Exercise requirements:
Draw out every line with the word "right" from the listing below.

Figure dataset records:
— begin —
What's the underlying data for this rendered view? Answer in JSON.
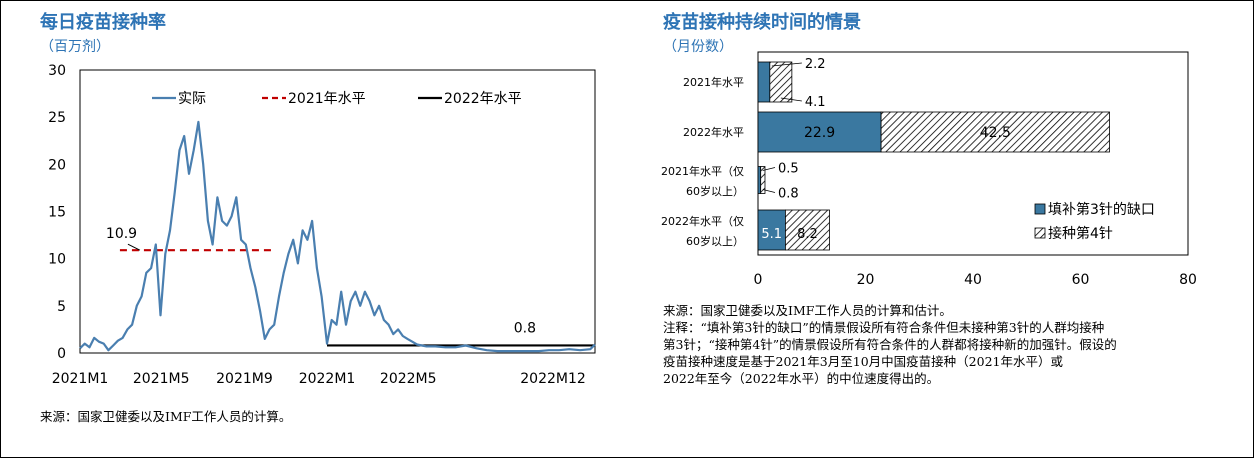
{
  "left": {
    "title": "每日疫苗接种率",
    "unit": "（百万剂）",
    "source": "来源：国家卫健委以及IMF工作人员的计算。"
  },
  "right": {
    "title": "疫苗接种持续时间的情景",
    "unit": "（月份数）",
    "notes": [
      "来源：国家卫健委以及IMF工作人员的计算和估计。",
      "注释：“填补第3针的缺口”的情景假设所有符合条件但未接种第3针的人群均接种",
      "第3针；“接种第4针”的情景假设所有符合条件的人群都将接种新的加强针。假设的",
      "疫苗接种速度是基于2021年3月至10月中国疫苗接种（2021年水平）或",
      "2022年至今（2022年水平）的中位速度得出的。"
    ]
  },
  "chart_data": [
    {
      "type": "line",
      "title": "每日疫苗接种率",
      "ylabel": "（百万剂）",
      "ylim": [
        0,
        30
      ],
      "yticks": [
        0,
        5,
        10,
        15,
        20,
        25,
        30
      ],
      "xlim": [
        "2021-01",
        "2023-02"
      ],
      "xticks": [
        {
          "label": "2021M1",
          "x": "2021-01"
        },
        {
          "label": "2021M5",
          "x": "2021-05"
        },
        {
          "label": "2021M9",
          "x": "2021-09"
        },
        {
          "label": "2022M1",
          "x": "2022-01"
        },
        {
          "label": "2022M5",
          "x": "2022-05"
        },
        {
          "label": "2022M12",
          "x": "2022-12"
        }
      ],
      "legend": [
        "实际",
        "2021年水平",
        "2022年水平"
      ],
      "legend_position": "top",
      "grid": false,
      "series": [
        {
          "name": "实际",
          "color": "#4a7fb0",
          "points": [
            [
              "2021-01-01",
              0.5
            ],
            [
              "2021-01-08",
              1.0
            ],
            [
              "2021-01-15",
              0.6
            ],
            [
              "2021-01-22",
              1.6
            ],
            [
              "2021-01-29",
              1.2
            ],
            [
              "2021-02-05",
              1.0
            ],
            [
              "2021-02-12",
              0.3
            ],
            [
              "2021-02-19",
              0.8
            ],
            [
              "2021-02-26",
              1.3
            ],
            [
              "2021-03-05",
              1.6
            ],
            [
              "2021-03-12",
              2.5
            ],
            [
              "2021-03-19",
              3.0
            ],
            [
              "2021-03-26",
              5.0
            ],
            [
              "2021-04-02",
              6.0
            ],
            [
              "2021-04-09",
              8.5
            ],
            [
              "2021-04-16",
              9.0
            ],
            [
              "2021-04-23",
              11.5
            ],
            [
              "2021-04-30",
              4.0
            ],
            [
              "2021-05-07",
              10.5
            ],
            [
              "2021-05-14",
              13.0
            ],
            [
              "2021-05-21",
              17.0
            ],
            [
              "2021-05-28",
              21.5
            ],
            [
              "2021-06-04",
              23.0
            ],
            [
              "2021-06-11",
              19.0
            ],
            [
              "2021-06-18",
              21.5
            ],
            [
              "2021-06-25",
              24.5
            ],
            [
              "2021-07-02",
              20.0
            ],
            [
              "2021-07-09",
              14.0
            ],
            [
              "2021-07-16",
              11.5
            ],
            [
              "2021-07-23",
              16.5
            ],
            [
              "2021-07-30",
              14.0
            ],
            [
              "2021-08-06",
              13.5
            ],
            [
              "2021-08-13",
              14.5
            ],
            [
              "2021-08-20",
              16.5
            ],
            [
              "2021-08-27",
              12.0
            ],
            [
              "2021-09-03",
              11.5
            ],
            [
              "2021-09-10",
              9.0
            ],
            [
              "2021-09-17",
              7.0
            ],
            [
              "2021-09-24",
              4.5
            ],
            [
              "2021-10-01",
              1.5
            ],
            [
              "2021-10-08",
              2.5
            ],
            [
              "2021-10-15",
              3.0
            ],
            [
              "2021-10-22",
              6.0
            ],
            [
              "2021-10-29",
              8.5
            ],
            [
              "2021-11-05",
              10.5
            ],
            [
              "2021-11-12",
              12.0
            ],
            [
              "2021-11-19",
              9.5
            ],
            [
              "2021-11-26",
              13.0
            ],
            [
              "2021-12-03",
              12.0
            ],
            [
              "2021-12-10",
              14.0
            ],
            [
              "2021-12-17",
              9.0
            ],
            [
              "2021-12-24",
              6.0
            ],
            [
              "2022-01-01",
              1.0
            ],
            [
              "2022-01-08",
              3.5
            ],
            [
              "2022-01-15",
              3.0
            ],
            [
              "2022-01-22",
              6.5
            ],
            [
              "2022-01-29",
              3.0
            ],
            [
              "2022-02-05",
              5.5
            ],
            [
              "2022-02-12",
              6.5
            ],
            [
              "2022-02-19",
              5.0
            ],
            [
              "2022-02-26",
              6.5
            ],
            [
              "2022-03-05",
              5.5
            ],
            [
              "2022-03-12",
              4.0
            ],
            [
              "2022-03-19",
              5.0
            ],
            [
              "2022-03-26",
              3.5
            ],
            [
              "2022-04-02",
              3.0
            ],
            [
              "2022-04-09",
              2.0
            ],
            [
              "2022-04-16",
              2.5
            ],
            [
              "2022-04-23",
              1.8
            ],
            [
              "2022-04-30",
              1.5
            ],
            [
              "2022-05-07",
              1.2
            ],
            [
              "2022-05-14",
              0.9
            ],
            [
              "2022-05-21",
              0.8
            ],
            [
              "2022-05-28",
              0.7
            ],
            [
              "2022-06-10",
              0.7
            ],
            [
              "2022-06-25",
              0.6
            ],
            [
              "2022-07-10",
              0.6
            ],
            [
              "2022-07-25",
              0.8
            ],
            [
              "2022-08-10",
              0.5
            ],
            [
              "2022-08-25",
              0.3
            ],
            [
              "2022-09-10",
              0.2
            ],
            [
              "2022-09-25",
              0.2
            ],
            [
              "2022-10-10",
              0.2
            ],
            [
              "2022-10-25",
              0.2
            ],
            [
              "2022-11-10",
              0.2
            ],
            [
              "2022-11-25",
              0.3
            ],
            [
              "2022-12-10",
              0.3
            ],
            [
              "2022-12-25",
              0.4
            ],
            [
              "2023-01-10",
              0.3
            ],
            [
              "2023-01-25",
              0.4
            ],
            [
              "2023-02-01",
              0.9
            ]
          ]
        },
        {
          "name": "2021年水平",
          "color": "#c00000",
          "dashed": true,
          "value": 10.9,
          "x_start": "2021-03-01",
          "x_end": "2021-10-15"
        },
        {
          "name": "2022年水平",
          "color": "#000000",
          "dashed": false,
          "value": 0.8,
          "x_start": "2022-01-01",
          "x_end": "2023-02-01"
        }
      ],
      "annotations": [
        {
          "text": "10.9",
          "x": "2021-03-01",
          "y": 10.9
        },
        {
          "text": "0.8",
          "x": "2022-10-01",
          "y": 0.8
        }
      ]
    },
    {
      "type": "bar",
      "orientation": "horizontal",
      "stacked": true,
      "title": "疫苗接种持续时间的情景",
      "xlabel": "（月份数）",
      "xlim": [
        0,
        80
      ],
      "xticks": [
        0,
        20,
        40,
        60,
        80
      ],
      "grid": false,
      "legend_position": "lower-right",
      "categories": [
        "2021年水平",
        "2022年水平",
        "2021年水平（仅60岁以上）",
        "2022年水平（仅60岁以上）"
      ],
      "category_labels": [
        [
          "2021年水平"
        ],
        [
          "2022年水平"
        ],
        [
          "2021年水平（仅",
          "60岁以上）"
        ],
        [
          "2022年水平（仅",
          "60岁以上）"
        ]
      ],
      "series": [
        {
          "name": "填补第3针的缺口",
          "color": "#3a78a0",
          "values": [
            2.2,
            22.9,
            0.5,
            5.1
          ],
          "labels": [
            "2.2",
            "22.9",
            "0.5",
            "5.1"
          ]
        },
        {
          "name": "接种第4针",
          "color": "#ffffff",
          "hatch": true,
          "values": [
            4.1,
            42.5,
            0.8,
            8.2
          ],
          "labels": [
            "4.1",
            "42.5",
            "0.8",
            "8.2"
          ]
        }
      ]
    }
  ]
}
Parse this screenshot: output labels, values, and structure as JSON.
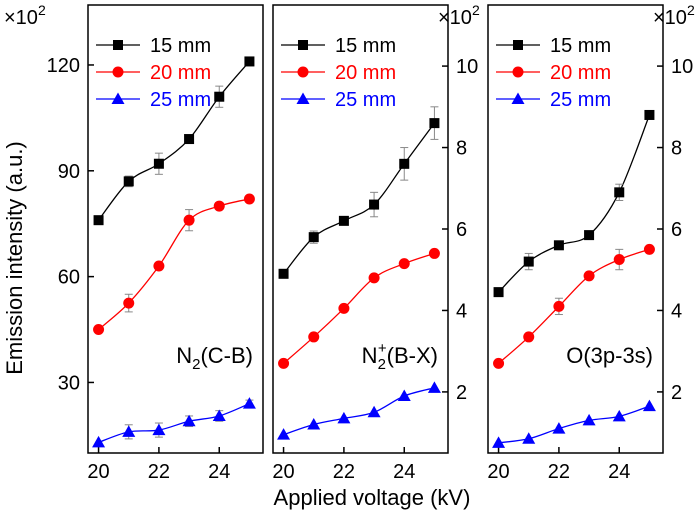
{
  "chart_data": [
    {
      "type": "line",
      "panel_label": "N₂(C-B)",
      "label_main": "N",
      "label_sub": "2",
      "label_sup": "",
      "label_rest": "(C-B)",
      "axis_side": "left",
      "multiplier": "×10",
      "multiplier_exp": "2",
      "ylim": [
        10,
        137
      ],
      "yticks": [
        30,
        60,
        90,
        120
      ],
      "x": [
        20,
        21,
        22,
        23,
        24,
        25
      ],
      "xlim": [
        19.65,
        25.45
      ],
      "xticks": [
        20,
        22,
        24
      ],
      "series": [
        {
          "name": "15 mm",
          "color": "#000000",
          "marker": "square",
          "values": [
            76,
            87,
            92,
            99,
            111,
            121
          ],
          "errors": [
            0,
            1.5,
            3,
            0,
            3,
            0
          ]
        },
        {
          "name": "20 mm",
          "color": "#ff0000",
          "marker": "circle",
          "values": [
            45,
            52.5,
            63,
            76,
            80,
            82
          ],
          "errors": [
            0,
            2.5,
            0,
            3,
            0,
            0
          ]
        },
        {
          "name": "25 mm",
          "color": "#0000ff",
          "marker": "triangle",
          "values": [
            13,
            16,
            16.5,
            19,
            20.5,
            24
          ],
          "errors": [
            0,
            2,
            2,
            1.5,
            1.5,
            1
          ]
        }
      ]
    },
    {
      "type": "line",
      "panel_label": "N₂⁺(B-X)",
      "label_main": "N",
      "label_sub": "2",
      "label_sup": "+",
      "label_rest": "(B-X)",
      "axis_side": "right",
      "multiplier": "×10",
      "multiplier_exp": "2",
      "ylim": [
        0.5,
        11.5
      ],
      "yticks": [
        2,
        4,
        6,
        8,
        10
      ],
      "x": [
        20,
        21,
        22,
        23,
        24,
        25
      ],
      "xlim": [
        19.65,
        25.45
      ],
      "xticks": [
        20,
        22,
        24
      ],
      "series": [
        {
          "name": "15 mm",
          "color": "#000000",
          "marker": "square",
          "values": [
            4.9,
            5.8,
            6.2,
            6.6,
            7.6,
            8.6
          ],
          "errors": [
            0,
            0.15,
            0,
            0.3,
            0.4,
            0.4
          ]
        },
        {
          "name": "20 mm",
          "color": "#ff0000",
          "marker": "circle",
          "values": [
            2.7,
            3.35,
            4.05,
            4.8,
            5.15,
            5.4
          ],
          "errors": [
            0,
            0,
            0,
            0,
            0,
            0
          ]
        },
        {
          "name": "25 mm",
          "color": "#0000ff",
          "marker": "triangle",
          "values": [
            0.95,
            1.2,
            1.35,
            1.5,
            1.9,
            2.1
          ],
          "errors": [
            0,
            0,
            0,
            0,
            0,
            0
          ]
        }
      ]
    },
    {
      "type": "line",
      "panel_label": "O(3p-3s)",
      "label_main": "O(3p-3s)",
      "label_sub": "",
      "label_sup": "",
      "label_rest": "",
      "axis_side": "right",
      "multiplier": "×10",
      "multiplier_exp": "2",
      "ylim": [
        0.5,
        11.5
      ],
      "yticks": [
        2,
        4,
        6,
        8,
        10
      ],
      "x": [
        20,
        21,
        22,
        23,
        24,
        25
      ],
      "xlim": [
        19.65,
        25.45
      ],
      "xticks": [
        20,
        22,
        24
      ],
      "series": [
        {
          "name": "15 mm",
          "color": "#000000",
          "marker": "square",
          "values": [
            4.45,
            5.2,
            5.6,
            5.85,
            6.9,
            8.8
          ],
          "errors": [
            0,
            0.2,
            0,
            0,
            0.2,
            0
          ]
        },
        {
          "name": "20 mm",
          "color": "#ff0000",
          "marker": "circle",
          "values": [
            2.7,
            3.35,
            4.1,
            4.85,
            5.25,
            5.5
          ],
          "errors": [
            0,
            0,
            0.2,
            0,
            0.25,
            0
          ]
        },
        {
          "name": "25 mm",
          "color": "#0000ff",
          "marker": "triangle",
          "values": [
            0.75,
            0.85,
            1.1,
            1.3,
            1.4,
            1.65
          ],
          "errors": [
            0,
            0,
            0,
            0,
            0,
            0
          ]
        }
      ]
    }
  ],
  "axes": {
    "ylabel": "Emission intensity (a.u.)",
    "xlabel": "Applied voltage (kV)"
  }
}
— end —
Answer to the task:
  "right": {
      "legend_position": "lower-right",
      "axis_side": "right",
      "axis_side": "right",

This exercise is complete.